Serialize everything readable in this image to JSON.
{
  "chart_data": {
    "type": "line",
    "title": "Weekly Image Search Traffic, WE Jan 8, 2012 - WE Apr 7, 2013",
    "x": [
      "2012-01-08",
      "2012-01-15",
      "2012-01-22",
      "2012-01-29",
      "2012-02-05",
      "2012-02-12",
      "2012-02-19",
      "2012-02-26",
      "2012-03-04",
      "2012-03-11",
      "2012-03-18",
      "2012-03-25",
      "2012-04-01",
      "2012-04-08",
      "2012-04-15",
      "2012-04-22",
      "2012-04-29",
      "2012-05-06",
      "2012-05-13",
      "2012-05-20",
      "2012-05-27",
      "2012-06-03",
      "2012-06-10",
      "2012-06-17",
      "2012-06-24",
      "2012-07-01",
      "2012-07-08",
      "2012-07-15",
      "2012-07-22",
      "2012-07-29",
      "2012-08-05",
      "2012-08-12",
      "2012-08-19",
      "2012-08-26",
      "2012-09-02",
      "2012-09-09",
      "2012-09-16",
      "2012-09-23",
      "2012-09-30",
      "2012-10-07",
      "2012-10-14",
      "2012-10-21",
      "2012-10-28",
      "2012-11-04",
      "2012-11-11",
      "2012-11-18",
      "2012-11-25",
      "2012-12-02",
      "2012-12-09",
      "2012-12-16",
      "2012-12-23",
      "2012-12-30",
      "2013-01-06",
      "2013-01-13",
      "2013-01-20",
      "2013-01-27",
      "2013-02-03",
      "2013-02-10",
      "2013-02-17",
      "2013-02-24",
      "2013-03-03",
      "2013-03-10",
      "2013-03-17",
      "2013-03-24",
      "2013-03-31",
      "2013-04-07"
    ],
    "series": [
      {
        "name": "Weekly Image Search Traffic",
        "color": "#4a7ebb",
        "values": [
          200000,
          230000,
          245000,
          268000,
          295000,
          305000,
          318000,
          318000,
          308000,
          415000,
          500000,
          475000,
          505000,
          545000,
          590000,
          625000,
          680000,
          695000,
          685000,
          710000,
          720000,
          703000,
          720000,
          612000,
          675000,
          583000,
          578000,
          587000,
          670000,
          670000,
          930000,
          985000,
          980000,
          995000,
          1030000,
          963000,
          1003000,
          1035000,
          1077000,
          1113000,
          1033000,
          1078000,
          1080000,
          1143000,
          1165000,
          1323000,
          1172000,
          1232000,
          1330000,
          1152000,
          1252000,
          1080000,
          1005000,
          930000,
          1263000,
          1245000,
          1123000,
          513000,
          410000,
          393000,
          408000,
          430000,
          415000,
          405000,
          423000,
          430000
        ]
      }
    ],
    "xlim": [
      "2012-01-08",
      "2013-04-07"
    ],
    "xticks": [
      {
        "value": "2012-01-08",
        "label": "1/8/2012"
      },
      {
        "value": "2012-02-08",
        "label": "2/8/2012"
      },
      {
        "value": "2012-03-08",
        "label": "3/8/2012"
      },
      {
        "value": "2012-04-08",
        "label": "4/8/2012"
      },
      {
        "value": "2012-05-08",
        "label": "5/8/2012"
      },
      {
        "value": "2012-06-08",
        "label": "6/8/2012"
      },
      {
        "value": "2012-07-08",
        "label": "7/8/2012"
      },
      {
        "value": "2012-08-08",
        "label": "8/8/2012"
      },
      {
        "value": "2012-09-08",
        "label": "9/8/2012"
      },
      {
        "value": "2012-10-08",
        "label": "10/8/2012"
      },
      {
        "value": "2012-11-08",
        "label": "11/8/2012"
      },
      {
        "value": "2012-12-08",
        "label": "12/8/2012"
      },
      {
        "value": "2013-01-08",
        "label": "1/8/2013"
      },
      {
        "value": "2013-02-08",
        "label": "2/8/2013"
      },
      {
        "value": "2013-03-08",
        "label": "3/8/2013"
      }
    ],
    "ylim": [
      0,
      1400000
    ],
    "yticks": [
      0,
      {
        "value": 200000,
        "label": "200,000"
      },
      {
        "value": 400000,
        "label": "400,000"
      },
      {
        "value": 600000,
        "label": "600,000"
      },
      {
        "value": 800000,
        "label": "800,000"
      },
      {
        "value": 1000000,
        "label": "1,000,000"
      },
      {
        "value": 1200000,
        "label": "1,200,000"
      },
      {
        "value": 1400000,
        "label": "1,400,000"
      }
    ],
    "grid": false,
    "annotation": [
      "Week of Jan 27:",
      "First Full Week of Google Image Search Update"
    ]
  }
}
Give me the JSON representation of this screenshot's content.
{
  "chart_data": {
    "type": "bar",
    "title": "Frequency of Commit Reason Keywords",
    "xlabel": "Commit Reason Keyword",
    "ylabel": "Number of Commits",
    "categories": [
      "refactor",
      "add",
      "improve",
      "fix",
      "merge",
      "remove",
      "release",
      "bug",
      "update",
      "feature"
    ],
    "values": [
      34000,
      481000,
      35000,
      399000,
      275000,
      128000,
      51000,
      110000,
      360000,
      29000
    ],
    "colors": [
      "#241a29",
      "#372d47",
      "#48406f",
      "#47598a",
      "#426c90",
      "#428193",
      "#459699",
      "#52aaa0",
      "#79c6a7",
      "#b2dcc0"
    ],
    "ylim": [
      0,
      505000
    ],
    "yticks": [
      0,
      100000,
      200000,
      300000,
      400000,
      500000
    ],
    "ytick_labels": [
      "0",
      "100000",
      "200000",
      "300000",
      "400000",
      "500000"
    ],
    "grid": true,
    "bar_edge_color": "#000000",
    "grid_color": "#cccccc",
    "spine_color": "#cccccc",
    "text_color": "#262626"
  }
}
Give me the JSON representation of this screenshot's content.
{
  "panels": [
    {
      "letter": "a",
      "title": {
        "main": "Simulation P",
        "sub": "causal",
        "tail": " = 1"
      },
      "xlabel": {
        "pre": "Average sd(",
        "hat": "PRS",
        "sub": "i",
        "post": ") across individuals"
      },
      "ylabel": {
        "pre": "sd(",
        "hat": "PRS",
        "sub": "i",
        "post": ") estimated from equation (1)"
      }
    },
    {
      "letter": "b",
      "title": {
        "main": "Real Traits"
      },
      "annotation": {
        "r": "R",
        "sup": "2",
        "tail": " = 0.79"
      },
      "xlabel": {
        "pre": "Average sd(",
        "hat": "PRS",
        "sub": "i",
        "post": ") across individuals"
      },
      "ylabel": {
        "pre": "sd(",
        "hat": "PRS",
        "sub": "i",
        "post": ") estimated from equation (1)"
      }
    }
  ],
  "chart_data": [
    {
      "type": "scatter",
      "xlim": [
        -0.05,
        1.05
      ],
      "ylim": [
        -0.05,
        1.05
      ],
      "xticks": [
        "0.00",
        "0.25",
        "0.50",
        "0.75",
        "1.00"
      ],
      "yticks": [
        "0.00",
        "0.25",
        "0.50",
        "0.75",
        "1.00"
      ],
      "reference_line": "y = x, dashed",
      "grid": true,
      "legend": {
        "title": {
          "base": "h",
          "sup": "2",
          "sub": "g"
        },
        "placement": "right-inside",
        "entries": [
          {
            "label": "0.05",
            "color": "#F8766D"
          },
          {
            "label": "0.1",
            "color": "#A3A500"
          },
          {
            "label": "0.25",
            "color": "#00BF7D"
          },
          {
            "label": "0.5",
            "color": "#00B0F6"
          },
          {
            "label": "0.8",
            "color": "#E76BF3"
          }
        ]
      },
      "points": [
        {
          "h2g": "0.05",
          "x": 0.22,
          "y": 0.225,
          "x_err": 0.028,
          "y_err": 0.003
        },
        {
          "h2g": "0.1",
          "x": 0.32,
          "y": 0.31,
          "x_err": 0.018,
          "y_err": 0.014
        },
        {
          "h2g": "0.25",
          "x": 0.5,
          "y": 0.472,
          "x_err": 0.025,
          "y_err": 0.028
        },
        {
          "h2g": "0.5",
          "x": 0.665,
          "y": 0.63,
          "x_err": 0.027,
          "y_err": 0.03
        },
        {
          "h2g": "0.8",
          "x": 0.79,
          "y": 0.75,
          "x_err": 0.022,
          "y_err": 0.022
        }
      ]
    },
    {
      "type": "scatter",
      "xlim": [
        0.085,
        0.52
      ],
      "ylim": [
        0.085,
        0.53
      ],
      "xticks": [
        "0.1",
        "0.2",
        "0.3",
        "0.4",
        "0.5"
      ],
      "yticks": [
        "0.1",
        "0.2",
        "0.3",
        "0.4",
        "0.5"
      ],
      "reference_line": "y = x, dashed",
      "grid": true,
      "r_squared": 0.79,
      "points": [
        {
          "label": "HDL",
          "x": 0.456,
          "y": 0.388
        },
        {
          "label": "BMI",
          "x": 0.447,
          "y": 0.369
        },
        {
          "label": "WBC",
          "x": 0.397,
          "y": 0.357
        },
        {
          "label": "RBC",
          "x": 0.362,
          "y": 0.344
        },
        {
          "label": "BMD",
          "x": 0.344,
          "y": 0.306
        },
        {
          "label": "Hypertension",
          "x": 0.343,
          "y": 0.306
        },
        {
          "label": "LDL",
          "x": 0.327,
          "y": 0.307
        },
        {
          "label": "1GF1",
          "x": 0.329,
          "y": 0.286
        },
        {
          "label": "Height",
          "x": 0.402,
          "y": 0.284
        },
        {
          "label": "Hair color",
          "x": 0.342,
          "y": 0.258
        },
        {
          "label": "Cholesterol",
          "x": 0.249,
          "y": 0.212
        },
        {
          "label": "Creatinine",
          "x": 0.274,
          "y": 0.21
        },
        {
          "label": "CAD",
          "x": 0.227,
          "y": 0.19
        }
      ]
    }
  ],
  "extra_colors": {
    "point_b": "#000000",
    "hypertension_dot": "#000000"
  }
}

> **Aim**
List the lines of the records where "cccccc" occurs.

> **Complete response**
    "grid_color": "#cccccc",
    "spine_color": "#cccccc",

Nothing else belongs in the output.